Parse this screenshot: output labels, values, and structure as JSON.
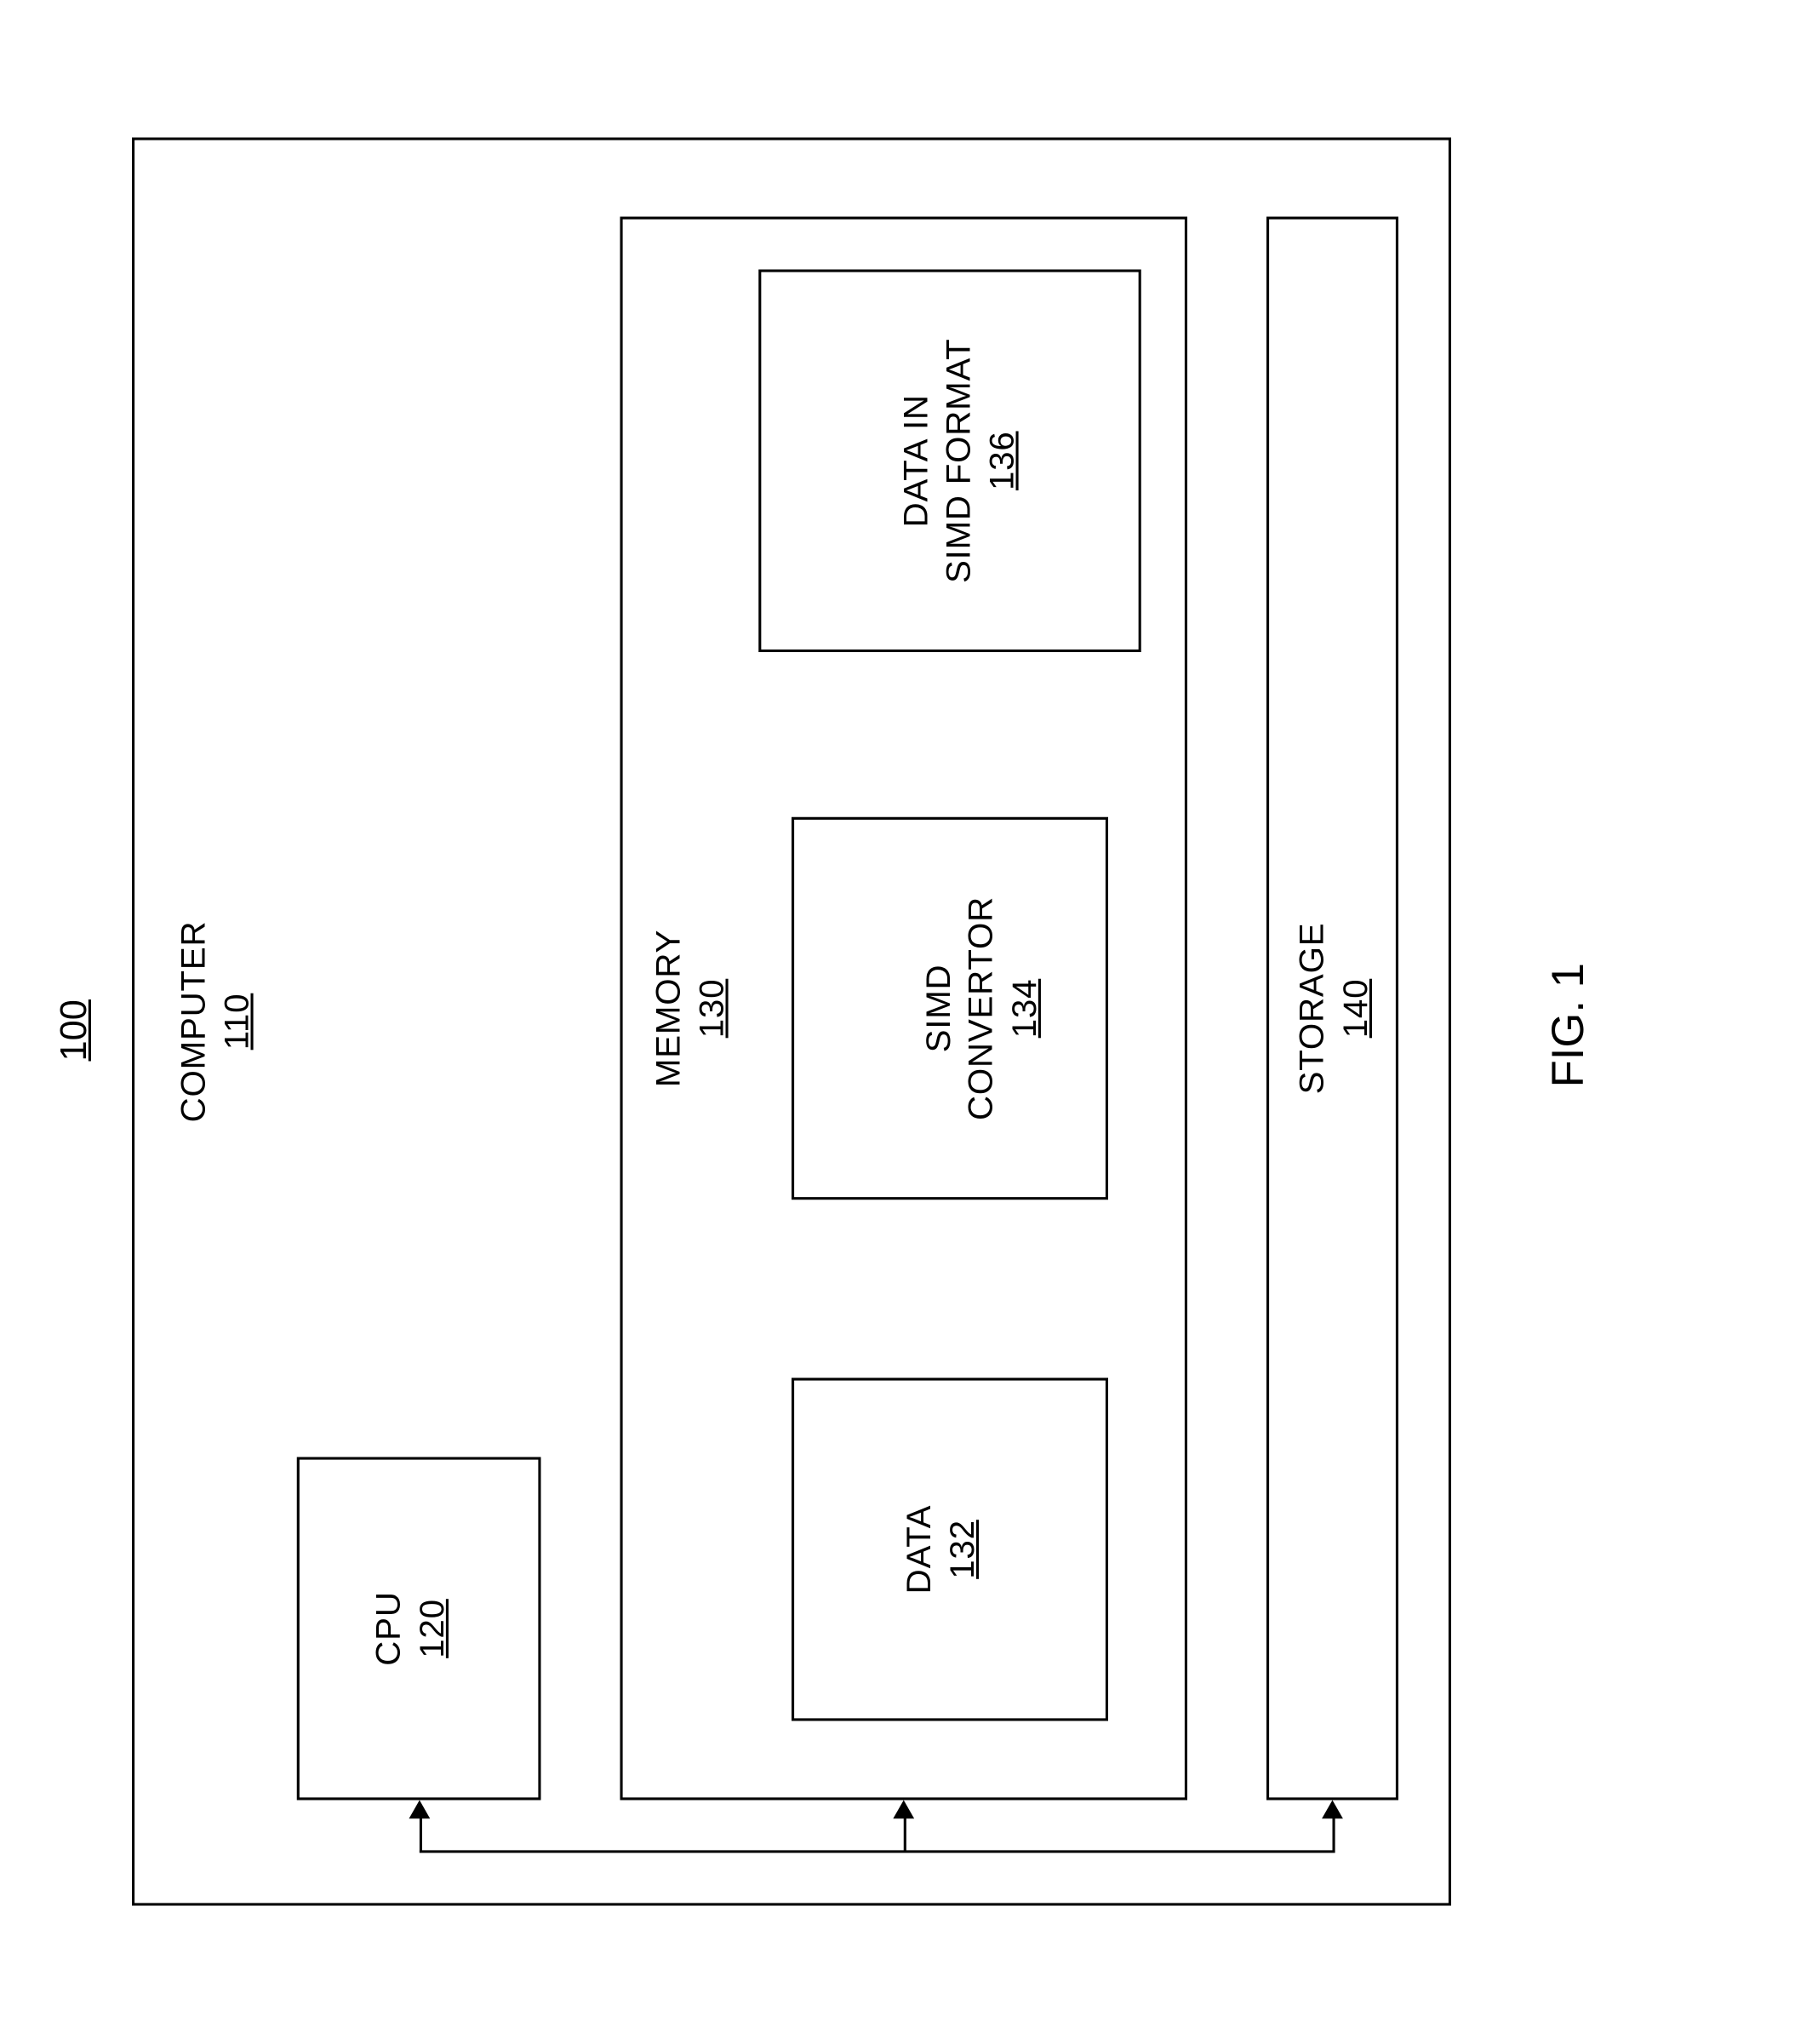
{
  "system_ref": "100",
  "computer": {
    "label": "COMPUTER",
    "ref": "110"
  },
  "cpu": {
    "label": "CPU",
    "ref": "120"
  },
  "memory": {
    "label": "MEMORY",
    "ref": "130"
  },
  "data_block": {
    "label": "DATA",
    "ref": "132"
  },
  "simd_convertor": {
    "label": "SIMD\nCONVERTOR",
    "ref": "134"
  },
  "data_simd": {
    "label": "DATA IN\nSIMD FORMAT",
    "ref": "136"
  },
  "storage": {
    "label": "STORAGE",
    "ref": "140"
  },
  "figure_label": "FIG. 1"
}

..........

■ **To be done**
Working from the lines above, reproduce the material exactly and exclude its pictures.

■ **Written solution**
Parse this screenshot: output labels, values, and structure as JSON.
{
  "system_ref": "100",
  "computer": {
    "label": "COMPUTER",
    "ref": "110"
  },
  "cpu": {
    "label": "CPU",
    "ref": "120"
  },
  "memory": {
    "label": "MEMORY",
    "ref": "130"
  },
  "data_block": {
    "label": "DATA",
    "ref": "132"
  },
  "simd_convertor": {
    "label": "SIMD\nCONVERTOR",
    "ref": "134"
  },
  "data_simd": {
    "label": "DATA IN\nSIMD FORMAT",
    "ref": "136"
  },
  "storage": {
    "label": "STORAGE",
    "ref": "140"
  },
  "figure_label": "FIG. 1"
}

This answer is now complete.